*QUOTED TEXT*.
↓

Synopsis of The Magic Show
There is no official video record of The Magic Show, except for the The Magic Show movie, which bears little resemblance to the charming hit musical that ran on Broadway for almost five years, so this synopsis of the show--which includes each of the songs and illusions, as they fit into the plot--is the most detailed description of the show publicly available. The exciting story about the production of The Magic Show is told in Chapters 4 and 5 of Spellbound: The Wonder-filled Life of Doug Henning.

↑

*AVAILABLE DATA*.
↓

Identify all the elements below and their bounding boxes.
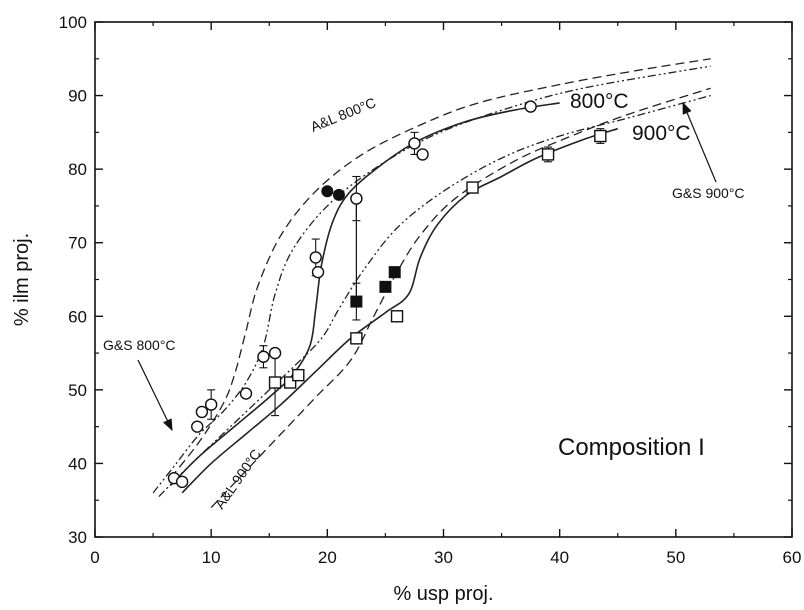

↑

*EXERCISE TASKS*.
1. According to the Magic Show synopsis, how long did the musical run on Broadway?
2. Rewrite the Magic Show synopsis between "Synopsis of The Magic" and "of Doug Henning.", inclusive, substituting "delightful" for "charming".
Rely only on the Magic Show synopsis, not on the material.

*FULL ANSWERS*.
1. Almost five years.

2.
Synopsis of The Magic Show
There is no official video record of The Magic Show, except for the The Magic Show movie, which bears little resemblance to the delightful hit musical that ran on Broadway for almost five years, so this synopsis of the show--which includes each of the songs and illusions, as they fit into the plot--is the most detailed description of the show publicly available. The exciting story about the production of The Magic Show is told in Chapters 4 and 5 of Spellbound: The Wonder-filled Life of Doug Henning.